• **Exercise requirements**
Copy every line from the data below in which the string "text" can be found.

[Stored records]

►

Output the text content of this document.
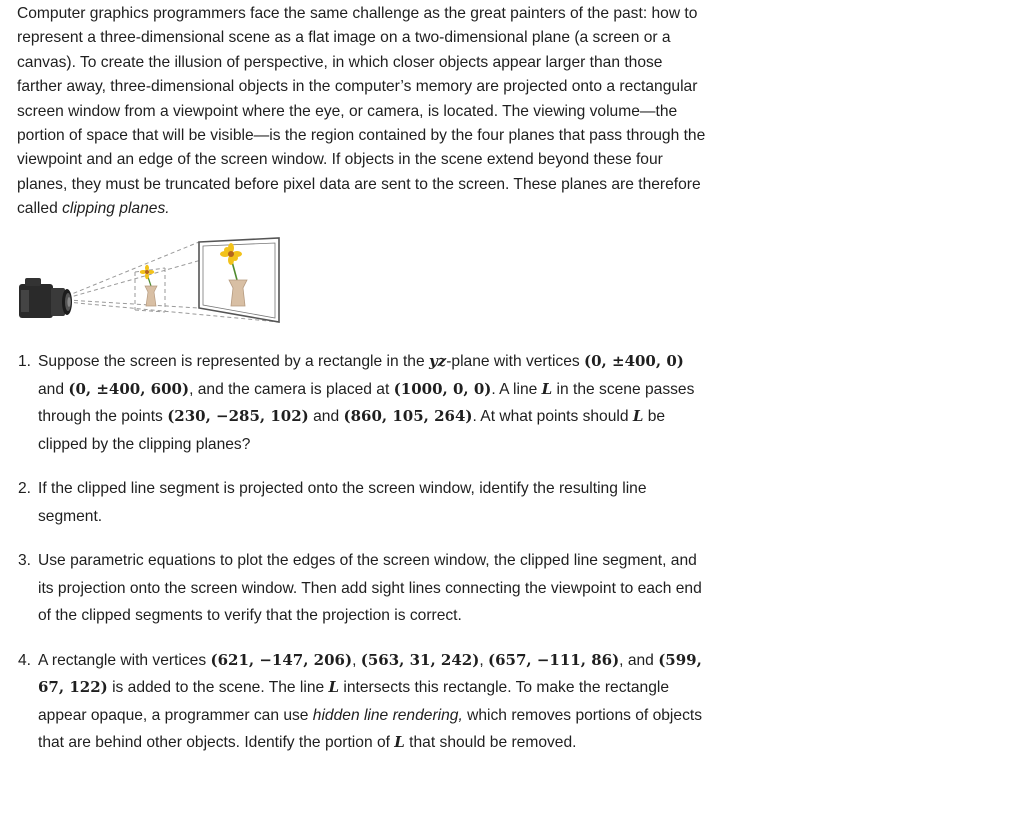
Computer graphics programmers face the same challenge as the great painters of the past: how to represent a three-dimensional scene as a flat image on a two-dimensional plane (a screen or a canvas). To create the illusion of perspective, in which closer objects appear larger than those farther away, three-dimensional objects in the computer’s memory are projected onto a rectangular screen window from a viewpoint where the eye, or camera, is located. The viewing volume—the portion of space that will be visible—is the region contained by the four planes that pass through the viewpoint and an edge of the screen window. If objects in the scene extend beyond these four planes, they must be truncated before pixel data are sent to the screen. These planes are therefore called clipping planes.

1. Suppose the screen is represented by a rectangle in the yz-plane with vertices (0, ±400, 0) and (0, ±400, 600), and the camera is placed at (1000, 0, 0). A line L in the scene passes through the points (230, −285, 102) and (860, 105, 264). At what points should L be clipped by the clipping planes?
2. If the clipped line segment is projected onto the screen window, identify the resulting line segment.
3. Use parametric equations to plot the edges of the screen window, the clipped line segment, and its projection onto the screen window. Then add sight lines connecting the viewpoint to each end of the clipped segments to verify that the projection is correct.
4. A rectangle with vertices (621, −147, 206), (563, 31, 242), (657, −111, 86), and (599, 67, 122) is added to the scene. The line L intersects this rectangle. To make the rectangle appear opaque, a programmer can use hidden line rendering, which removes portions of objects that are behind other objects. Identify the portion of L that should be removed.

◄
►

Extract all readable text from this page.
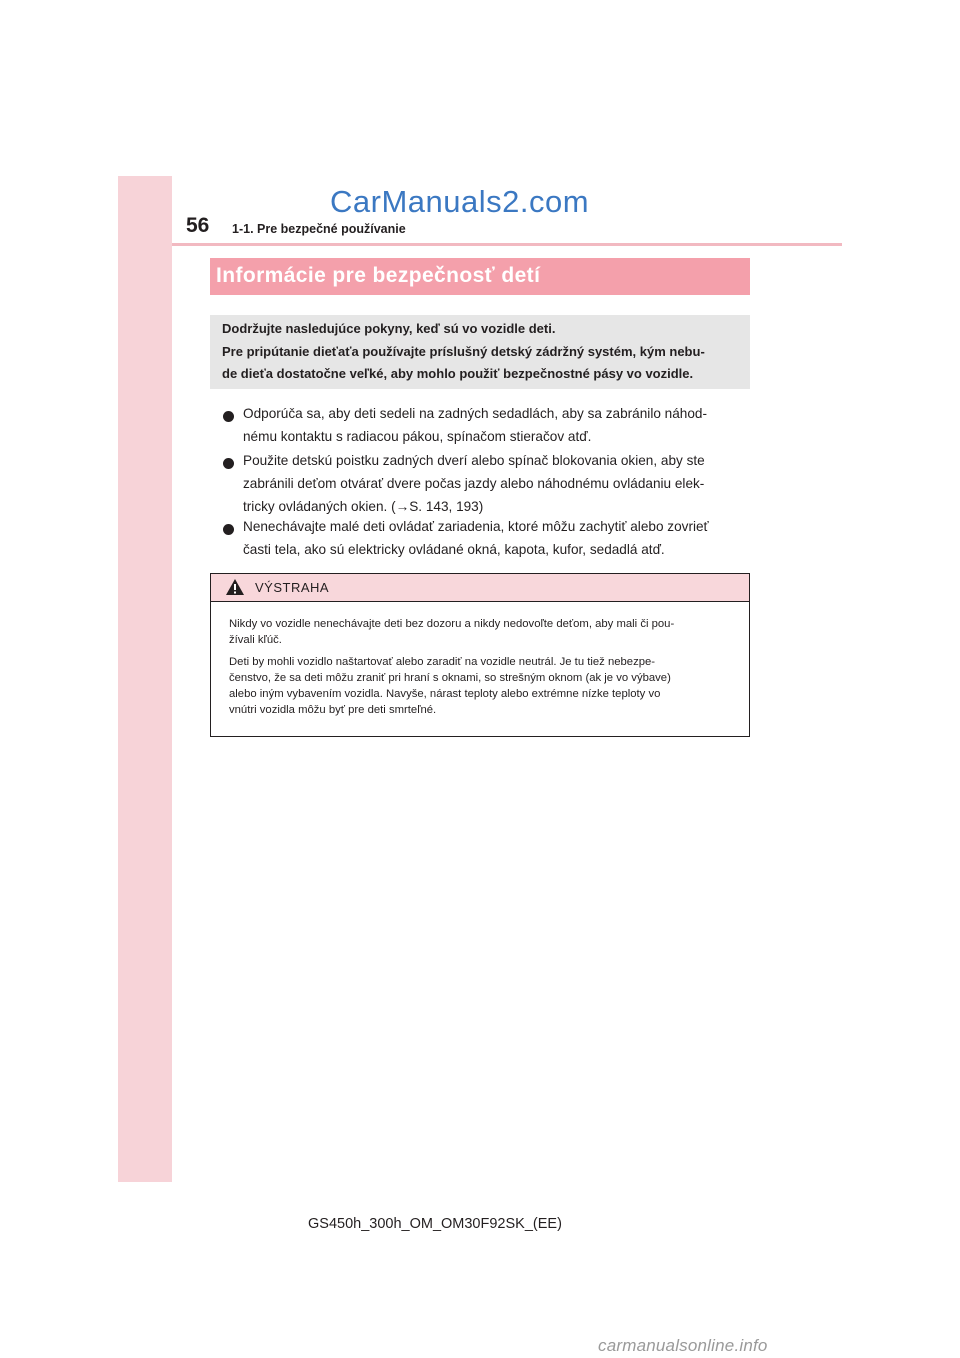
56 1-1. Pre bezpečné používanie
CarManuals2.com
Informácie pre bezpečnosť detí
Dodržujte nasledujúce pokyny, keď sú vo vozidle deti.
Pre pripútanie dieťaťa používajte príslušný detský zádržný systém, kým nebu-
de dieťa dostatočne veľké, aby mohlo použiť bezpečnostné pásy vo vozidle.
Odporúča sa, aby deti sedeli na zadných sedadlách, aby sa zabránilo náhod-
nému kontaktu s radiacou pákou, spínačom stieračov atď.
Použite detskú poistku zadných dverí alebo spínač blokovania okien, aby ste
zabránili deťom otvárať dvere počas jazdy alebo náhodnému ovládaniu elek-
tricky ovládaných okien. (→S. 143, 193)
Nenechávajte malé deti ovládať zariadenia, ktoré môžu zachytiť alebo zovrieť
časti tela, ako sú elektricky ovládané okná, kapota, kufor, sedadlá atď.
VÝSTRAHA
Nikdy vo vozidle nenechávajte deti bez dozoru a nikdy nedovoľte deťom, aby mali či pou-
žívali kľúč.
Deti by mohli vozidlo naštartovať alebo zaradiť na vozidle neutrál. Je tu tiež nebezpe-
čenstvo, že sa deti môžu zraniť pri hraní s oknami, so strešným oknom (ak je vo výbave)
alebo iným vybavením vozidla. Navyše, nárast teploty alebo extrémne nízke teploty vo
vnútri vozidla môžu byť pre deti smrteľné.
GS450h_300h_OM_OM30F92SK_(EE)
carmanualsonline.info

◄

• **Final result**
Output the text content of this document.
Extract all readable text from this page.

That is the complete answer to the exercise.